Material shown.
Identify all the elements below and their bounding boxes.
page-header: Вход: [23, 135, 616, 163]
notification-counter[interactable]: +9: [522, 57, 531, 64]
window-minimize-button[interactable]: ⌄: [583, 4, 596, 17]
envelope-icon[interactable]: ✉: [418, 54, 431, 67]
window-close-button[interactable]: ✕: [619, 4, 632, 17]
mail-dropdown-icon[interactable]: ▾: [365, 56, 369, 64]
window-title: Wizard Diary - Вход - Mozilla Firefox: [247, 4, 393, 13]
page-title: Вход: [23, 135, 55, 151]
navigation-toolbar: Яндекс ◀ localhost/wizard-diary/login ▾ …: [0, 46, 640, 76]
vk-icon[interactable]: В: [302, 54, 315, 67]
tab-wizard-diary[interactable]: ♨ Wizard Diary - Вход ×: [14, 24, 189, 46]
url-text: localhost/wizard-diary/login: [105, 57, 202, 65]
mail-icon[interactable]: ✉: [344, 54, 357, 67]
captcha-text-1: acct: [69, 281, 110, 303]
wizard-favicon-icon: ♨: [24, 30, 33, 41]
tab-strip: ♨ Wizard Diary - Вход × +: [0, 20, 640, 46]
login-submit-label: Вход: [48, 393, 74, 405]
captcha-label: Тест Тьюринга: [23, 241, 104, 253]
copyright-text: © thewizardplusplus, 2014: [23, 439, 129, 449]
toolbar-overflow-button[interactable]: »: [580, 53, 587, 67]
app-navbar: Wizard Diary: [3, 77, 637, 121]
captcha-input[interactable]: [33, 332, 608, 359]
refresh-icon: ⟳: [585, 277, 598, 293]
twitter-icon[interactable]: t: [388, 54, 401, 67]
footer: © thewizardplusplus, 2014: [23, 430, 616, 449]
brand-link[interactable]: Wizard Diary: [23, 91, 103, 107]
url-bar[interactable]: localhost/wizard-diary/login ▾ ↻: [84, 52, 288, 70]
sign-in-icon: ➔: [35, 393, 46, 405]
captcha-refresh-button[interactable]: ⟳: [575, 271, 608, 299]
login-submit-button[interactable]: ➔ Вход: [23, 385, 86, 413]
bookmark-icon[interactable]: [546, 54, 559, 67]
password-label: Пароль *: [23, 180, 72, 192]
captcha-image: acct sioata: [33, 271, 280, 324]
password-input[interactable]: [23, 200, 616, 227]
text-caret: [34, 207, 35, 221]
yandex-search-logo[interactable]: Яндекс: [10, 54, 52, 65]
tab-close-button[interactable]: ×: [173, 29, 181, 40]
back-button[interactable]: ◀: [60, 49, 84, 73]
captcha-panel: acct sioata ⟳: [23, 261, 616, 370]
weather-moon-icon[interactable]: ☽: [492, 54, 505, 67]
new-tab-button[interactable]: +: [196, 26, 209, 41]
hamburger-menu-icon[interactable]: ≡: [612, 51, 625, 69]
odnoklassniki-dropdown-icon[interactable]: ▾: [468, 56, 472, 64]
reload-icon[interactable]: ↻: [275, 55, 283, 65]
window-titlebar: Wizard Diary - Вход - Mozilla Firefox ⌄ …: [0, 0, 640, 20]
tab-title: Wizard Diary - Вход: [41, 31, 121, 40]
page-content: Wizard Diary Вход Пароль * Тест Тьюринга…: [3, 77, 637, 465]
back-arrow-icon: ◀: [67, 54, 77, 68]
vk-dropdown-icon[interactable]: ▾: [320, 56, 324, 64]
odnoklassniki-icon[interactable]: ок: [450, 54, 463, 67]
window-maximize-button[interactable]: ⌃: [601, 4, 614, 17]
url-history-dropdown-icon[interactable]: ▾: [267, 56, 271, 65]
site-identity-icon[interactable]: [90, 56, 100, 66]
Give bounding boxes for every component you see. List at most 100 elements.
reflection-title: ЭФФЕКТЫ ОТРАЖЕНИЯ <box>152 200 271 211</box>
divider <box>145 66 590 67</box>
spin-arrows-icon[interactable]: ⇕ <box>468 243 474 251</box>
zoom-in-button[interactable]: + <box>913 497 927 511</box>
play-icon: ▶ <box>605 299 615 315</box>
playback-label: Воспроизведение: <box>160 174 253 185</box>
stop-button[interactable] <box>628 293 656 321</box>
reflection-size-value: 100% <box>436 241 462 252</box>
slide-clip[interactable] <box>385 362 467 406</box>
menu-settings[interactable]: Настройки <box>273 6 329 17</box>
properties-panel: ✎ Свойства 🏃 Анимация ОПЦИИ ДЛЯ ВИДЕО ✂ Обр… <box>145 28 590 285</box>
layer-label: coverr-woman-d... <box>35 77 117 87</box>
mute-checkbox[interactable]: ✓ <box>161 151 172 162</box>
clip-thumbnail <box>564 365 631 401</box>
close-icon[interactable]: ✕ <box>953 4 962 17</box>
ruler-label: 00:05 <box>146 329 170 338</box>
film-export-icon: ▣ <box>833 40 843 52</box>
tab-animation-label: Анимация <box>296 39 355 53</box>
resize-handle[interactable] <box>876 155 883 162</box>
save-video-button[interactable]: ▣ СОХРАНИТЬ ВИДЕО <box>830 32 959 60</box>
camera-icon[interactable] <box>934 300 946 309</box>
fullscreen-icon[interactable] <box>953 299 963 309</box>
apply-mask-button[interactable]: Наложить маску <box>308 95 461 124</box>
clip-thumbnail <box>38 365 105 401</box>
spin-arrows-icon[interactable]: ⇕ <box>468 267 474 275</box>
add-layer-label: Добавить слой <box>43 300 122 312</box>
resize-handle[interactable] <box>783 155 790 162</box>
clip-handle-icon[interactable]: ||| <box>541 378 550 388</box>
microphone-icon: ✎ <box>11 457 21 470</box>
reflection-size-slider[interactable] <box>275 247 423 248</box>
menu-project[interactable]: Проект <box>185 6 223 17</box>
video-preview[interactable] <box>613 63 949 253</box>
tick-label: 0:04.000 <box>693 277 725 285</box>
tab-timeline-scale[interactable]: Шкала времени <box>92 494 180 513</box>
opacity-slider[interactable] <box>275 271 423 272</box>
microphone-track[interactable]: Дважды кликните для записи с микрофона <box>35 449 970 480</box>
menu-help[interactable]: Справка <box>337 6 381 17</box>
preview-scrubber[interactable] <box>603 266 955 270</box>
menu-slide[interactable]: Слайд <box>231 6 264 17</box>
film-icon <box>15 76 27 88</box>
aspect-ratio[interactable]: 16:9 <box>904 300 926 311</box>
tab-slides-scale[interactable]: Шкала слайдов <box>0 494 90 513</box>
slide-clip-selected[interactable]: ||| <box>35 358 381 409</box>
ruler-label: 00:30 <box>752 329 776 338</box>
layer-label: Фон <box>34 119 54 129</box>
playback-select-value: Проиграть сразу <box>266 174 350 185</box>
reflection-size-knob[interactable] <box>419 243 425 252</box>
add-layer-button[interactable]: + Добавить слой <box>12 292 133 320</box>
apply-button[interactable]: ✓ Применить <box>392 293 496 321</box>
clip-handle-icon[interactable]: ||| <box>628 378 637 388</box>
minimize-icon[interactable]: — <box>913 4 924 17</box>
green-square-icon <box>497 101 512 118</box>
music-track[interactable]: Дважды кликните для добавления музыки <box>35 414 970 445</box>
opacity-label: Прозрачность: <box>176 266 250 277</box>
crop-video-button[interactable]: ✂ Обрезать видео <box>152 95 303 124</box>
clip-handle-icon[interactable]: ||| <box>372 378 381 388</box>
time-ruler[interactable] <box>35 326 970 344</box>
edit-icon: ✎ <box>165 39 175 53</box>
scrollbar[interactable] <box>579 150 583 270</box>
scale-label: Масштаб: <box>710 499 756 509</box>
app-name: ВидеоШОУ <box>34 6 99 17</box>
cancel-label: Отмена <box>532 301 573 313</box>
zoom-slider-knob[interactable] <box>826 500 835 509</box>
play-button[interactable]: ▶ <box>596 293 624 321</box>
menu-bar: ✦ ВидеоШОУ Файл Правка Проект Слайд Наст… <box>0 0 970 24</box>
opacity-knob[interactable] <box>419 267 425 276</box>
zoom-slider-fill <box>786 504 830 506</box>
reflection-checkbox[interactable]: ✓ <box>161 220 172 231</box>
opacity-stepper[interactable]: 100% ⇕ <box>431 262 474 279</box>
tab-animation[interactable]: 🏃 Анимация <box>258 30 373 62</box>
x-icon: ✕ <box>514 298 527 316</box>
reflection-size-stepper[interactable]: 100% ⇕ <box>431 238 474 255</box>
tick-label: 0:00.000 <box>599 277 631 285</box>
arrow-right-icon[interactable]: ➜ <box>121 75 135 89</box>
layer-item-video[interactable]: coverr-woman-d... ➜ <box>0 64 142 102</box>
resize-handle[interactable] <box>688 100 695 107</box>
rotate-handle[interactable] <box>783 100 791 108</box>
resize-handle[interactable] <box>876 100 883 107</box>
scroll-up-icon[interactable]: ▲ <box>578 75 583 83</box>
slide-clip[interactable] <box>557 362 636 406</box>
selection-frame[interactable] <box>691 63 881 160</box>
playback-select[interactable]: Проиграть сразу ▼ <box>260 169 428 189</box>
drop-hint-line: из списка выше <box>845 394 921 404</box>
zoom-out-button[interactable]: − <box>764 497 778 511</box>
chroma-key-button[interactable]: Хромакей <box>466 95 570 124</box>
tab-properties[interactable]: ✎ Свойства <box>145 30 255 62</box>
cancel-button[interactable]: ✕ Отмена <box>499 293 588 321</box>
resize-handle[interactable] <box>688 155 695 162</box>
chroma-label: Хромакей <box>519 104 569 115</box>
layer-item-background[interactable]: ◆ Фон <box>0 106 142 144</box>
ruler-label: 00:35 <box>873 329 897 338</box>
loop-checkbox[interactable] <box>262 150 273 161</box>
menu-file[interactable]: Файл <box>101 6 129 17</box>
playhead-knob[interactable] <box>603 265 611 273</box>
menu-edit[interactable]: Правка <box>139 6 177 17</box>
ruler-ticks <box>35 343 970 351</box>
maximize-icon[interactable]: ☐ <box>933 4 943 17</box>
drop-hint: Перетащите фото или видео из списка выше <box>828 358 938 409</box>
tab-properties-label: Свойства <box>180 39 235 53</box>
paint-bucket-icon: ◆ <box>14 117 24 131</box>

--

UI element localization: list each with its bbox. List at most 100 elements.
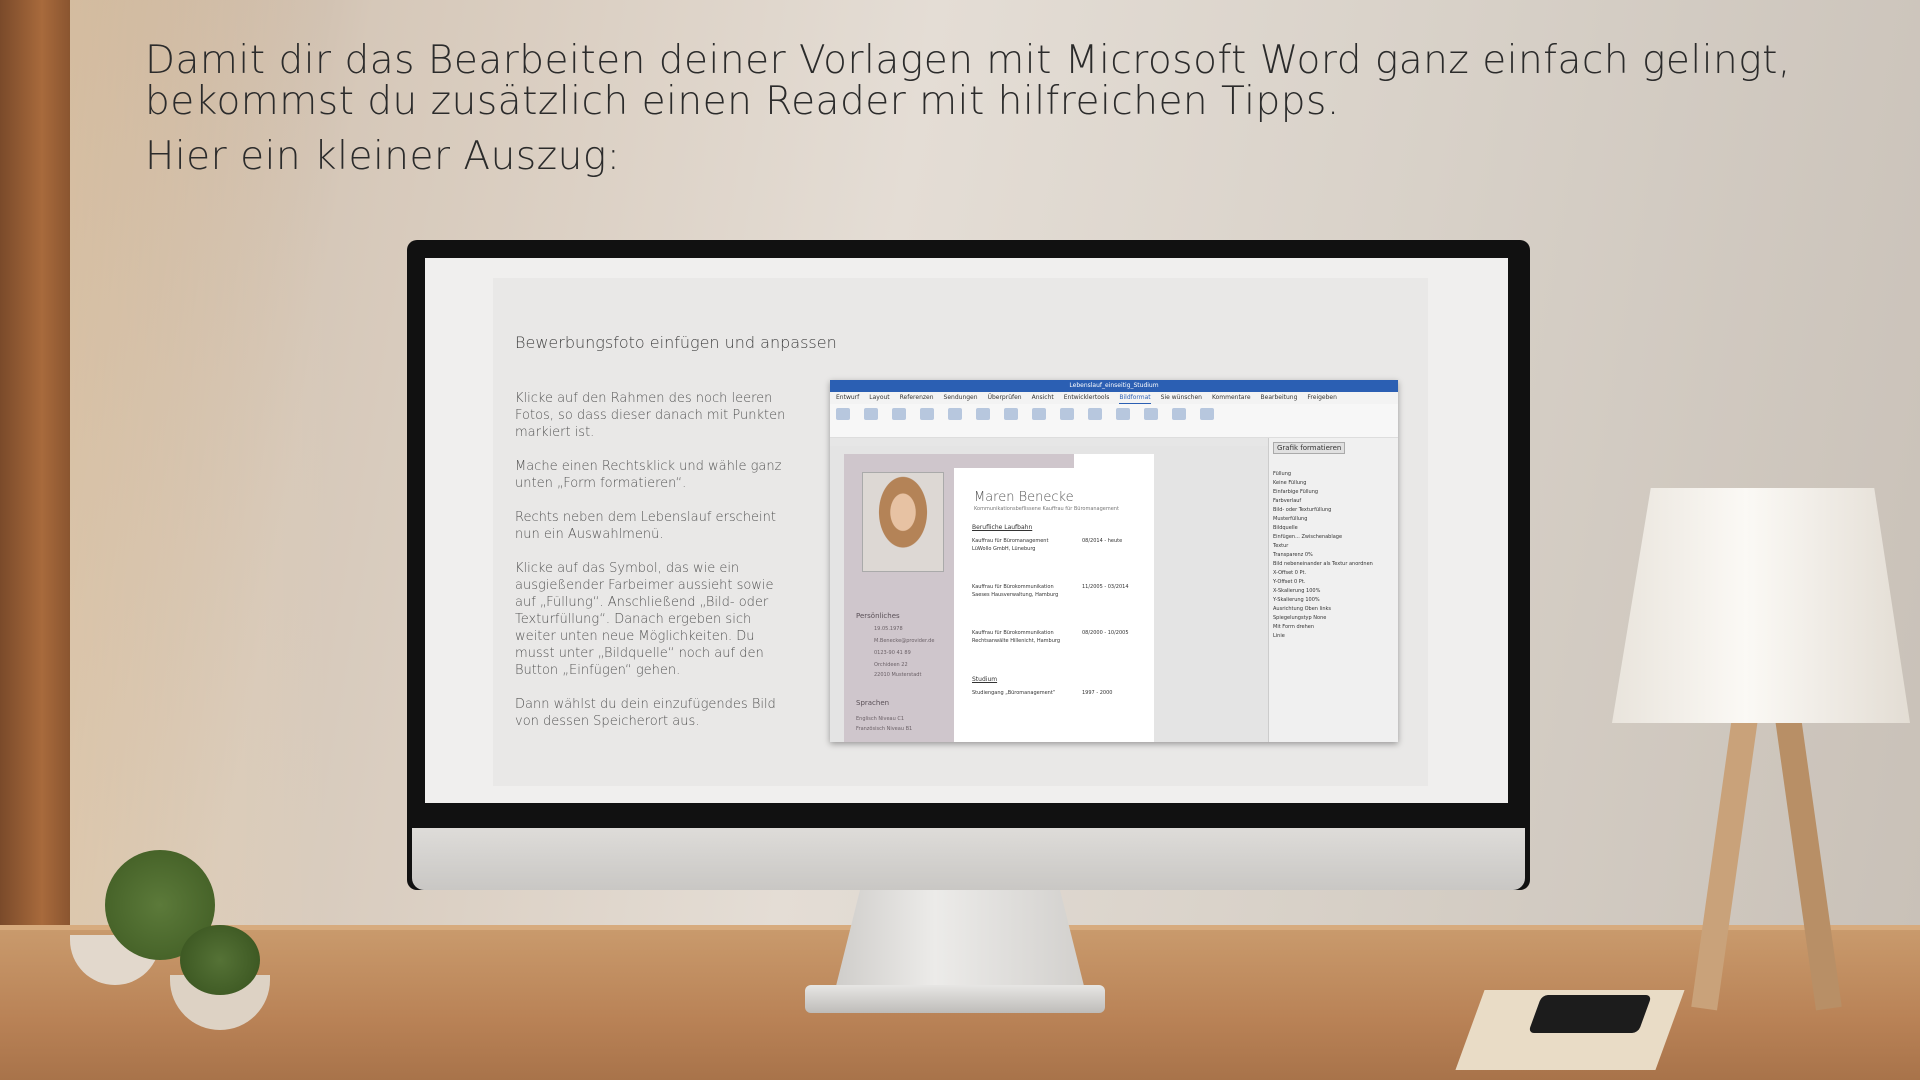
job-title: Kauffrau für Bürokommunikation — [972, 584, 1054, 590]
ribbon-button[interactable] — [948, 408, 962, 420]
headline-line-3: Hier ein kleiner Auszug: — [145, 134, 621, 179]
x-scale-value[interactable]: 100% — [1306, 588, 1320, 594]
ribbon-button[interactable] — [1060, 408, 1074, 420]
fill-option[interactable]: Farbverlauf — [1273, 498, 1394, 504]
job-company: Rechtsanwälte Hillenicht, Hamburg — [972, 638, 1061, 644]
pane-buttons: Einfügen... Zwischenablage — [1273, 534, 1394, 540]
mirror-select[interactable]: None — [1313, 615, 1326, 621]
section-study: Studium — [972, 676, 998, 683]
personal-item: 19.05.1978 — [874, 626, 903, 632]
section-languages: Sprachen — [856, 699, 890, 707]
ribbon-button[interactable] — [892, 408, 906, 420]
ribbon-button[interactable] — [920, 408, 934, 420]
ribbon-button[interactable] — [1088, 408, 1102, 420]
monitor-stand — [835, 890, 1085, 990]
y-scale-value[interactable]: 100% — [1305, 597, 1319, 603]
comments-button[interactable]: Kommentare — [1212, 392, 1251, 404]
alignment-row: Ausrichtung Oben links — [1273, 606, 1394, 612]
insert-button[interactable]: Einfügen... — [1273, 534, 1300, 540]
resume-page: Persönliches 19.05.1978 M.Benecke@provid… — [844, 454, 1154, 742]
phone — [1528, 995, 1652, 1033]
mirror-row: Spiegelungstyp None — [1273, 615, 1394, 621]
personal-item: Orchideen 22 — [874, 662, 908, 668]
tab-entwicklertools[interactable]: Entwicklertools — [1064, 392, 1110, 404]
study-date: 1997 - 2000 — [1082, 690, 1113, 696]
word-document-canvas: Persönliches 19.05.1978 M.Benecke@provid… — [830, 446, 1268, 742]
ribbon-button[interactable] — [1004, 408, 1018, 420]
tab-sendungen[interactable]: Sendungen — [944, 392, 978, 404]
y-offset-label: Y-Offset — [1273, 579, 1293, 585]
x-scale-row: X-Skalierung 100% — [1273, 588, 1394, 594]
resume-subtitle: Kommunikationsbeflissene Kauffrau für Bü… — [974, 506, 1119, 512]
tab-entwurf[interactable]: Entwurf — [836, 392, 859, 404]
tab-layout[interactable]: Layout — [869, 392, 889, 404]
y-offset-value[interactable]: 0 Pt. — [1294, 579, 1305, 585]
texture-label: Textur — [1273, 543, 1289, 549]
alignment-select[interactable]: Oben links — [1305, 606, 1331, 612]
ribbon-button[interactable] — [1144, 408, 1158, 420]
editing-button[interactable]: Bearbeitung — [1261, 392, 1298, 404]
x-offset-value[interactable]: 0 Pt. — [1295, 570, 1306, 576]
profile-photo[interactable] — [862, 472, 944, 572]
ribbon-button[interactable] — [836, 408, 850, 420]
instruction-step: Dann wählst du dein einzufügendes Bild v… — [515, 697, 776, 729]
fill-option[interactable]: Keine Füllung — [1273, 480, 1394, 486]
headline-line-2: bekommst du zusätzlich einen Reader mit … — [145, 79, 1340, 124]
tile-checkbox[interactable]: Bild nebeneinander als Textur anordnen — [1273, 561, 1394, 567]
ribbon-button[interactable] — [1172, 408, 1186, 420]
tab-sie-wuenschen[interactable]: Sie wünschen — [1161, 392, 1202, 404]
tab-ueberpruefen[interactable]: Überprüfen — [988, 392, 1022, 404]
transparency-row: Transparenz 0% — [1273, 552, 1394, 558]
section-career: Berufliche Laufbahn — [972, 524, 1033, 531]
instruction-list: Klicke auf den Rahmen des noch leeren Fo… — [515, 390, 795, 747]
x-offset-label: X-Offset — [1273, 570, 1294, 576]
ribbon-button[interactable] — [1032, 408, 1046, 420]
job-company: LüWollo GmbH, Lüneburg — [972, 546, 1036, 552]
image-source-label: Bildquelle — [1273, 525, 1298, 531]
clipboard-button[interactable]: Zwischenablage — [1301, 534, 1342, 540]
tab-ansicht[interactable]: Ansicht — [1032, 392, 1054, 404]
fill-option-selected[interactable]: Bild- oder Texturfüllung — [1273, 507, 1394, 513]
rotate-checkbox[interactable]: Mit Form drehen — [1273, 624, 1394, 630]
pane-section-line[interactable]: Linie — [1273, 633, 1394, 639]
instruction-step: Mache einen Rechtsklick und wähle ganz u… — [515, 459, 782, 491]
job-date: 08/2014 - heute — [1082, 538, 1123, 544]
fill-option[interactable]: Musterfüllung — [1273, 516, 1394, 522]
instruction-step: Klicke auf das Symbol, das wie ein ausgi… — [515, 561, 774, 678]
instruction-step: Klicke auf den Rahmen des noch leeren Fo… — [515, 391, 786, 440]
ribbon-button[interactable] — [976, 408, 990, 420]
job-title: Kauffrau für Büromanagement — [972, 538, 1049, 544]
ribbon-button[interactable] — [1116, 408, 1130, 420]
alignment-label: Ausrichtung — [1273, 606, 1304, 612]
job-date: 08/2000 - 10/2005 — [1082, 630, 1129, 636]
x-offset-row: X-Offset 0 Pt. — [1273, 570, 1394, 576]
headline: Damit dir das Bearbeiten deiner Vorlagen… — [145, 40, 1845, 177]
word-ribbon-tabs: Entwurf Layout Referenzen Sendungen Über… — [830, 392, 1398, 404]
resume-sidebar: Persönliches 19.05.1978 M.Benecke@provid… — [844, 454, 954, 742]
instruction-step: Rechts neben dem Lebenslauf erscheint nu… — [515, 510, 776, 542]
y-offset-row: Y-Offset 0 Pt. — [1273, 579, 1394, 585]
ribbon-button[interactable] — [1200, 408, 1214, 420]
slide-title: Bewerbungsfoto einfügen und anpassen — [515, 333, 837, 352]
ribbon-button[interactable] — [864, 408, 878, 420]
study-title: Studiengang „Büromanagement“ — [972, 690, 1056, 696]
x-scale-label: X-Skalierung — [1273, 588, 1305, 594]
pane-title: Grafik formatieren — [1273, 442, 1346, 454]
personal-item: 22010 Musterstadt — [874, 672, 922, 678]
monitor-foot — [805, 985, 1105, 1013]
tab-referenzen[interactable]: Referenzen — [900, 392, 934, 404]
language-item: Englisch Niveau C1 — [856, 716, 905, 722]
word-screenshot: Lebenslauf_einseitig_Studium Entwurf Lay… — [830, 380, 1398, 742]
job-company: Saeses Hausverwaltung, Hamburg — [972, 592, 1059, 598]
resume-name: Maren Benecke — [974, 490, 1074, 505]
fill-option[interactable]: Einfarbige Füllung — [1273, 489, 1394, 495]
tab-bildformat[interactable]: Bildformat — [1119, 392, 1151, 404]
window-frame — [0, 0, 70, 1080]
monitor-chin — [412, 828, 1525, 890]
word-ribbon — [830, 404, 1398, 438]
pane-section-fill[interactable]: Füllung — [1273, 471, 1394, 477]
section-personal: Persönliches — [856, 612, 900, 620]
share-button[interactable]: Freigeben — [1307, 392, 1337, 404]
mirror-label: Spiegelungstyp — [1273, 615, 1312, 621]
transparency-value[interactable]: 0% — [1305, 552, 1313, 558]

* * *

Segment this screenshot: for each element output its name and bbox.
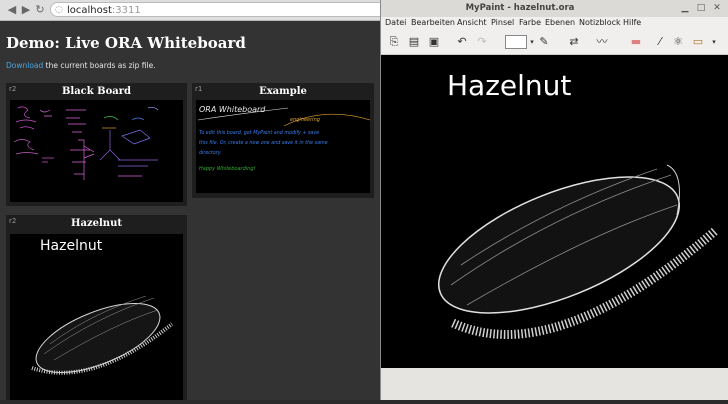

Exercise aim.
Recast the stretch from the line containing "Identify all the" through the line containing "password-label: Пароль *: [23, 180, 72, 192]" as a Markdown table. Give it two columns, Row for the line number and Entry for the line itself, and leave out any blank lines.

Result of the task.
| Row | Entry |
|---|---|
| 1 | Identify all the elements below and their bounding boxes. |
| 2 | page-header: Вход: [23, 135, 616, 163] |
| 3 | notification-counter[interactable]: +9: [522, 57, 531, 64] |
| 4 | window-minimize-button[interactable]: ⌄: [583, 4, 596, 17] |
| 5 | envelope-icon[interactable]: ✉: [418, 54, 431, 67] |
| 6 | window-close-button[interactable]: ✕: [619, 4, 632, 17] |
| 7 | mail-dropdown-icon[interactable]: ▾: [365, 56, 369, 64] |
| 8 | window-title: Wizard Diary - Вход - Mozilla Firefox: [247, 4, 393, 13] |
| 9 | page-title: Вход: [23, 135, 55, 151] |
| 10 | navigation-toolbar: Яндекс ◀ localhost/wizard-diary/login ▾ …: [0, 46, 640, 76] |
| 11 | vk-icon[interactable]: В: [302, 54, 315, 67] |
| 12 | tab-wizard-diary[interactable]: ♨ Wizard Diary - Вход ×: [14, 24, 189, 46] |
| 13 | url-text: localhost/wizard-diary/login: [105, 57, 202, 65] |
| 14 | mail-icon[interactable]: ✉: [344, 54, 357, 67] |
| 15 | captcha-text-1: acct: [69, 281, 110, 303] |
| 16 | wizard-favicon-icon: ♨: [24, 30, 33, 41] |
| 17 | tab-strip: ♨ Wizard Diary - Вход × +: [0, 20, 640, 46] |
| 18 | login-submit-label: Вход: [48, 393, 74, 405] |
| 19 | captcha-label: Тест Тьюринга: [23, 241, 104, 253] |
| 20 | copyright-text: © thewizardplusplus, 2014: [23, 439, 129, 449] |
| 21 | toolbar-overflow-button[interactable]: »: [580, 53, 587, 67] |
| 22 | app-navbar: Wizard Diary: [3, 77, 637, 121] |
| 23 | captcha-input[interactable]: [33, 332, 608, 359] |
| 24 | refresh-icon: ⟳: [585, 277, 598, 293] |
| 25 | twitter-icon[interactable]: t: [388, 54, 401, 67] |
| 26 | footer: © thewizardplusplus, 2014: [23, 430, 616, 449] |
| 27 | brand-link[interactable]: Wizard Diary: [23, 91, 103, 107] |
| 28 | url-bar[interactable]: localhost/wizard-diary/login ▾ ↻: [84, 52, 288, 70] |
| 29 | sign-in-icon: ➔: [35, 393, 46, 405] |
| 30 | captcha-refresh-button[interactable]: ⟳: [575, 271, 608, 299] |
| 31 | login-submit-button[interactable]: ➔ Вход: [23, 385, 86, 413] |
| 32 | bookmark-icon[interactable]: [546, 54, 559, 67] |
| 33 | password-label: Пароль *: [23, 180, 72, 192] |